• **What you should do**
Copy the records below exactly as they appear.

• **Record excerpts**
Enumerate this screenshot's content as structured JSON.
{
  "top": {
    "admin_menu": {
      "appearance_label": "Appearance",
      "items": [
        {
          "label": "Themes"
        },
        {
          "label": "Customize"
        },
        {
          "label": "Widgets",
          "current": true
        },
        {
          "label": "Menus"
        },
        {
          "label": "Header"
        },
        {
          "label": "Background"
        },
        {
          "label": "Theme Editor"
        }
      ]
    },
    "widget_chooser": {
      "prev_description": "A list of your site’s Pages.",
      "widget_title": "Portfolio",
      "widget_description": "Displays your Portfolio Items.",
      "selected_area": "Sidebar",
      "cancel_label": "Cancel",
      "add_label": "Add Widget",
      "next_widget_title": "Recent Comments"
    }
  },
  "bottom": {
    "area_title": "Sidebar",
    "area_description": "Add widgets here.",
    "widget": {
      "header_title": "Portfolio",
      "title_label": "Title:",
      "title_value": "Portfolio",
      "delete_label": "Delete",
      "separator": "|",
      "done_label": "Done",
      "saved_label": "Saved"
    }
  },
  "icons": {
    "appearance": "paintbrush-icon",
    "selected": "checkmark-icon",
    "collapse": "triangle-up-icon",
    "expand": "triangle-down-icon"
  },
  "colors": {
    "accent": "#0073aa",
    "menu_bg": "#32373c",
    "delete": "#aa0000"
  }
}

• **Written answer**
Enumerate this screenshot's content as structured JSON.
{
  "top": {
    "admin_menu": {
      "appearance_label": "Appearance",
      "items": [
        {
          "label": "Themes"
        },
        {
          "label": "Customize"
        },
        {
          "label": "Widgets",
          "current": true
        },
        {
          "label": "Menus"
        },
        {
          "label": "Header"
        },
        {
          "label": "Background"
        },
        {
          "label": "Theme Editor"
        }
      ]
    },
    "widget_chooser": {
      "prev_description": "A list of your site’s Pages.",
      "widget_title": "Portfolio",
      "widget_description": "Displays your Portfolio Items.",
      "selected_area": "Sidebar",
      "cancel_label": "Cancel",
      "add_label": "Add Widget",
      "next_widget_title": "Recent Comments"
    }
  },
  "bottom": {
    "area_title": "Sidebar",
    "area_description": "Add widgets here.",
    "widget": {
      "header_title": "Portfolio",
      "title_label": "Title:",
      "title_value": "Portfolio",
      "delete_label": "Delete",
      "separator": "|",
      "done_label": "Done",
      "saved_label": "Saved"
    }
  },
  "icons": {
    "appearance": "paintbrush-icon",
    "selected": "checkmark-icon",
    "collapse": "triangle-up-icon",
    "expand": "triangle-down-icon"
  },
  "colors": {
    "accent": "#0073aa",
    "menu_bg": "#32373c",
    "delete": "#aa0000"
  }
}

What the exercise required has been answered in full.